» Direction:
Write each line out again exactly as written.

Saved entries
— Start —

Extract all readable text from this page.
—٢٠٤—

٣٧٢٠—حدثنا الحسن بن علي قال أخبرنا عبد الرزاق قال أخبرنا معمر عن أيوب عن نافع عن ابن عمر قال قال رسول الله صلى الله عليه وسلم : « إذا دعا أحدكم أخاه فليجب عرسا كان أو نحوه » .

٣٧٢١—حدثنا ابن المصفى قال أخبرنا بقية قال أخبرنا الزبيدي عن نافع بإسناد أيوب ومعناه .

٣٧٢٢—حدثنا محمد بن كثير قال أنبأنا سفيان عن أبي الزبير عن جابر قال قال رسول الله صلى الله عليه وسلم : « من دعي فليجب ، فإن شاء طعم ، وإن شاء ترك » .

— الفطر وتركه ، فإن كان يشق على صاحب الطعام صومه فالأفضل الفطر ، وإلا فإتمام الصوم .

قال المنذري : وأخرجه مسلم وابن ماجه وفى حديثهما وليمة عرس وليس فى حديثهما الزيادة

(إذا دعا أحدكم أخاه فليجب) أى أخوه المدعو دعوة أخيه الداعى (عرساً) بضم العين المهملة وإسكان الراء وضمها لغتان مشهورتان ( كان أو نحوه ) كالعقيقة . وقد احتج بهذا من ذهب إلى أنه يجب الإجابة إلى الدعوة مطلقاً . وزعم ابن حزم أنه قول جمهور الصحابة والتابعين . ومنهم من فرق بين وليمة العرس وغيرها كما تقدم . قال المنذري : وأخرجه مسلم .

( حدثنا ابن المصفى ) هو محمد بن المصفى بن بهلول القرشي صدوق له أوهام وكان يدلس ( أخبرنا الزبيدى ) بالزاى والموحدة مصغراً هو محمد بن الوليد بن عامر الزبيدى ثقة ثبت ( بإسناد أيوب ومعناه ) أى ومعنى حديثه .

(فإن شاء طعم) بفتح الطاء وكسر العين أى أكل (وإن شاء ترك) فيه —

— End —

» Exercise result:
Extract all readable text from this page.
—٢٠٤—

٣٧٢٠—حدثنا الحسن بن علي قال أخبرنا عبد الرزاق قال أخبرنا معمر عن أيوب عن نافع عن ابن عمر قال قال رسول الله صلى الله عليه وسلم : « إذا دعا أحدكم أخاه فليجب عرسا كان أو نحوه » .

٣٧٢١—حدثنا ابن المصفى قال أخبرنا بقية قال أخبرنا الزبيدي عن نافع بإسناد أيوب ومعناه .

٣٧٢٢—حدثنا محمد بن كثير قال أنبأنا سفيان عن أبي الزبير عن جابر قال قال رسول الله صلى الله عليه وسلم : « من دعي فليجب ، فإن شاء طعم ، وإن شاء ترك » .

— الفطر وتركه ، فإن كان يشق على صاحب الطعام صومه فالأفضل الفطر ، وإلا فإتمام الصوم .

قال المنذري : وأخرجه مسلم وابن ماجه وفى حديثهما وليمة عرس وليس فى حديثهما الزيادة

(إذا دعا أحدكم أخاه فليجب) أى أخوه المدعو دعوة أخيه الداعى (عرساً) بضم العين المهملة وإسكان الراء وضمها لغتان مشهورتان ( كان أو نحوه ) كالعقيقة . وقد احتج بهذا من ذهب إلى أنه يجب الإجابة إلى الدعوة مطلقاً . وزعم ابن حزم أنه قول جمهور الصحابة والتابعين . ومنهم من فرق بين وليمة العرس وغيرها كما تقدم . قال المنذري : وأخرجه مسلم .

( حدثنا ابن المصفى ) هو محمد بن المصفى بن بهلول القرشي صدوق له أوهام وكان يدلس ( أخبرنا الزبيدى ) بالزاى والموحدة مصغراً هو محمد بن الوليد بن عامر الزبيدى ثقة ثبت ( بإسناد أيوب ومعناه ) أى ومعنى حديثه .

(فإن شاء طعم) بفتح الطاء وكسر العين أى أكل (وإن شاء ترك) فيه —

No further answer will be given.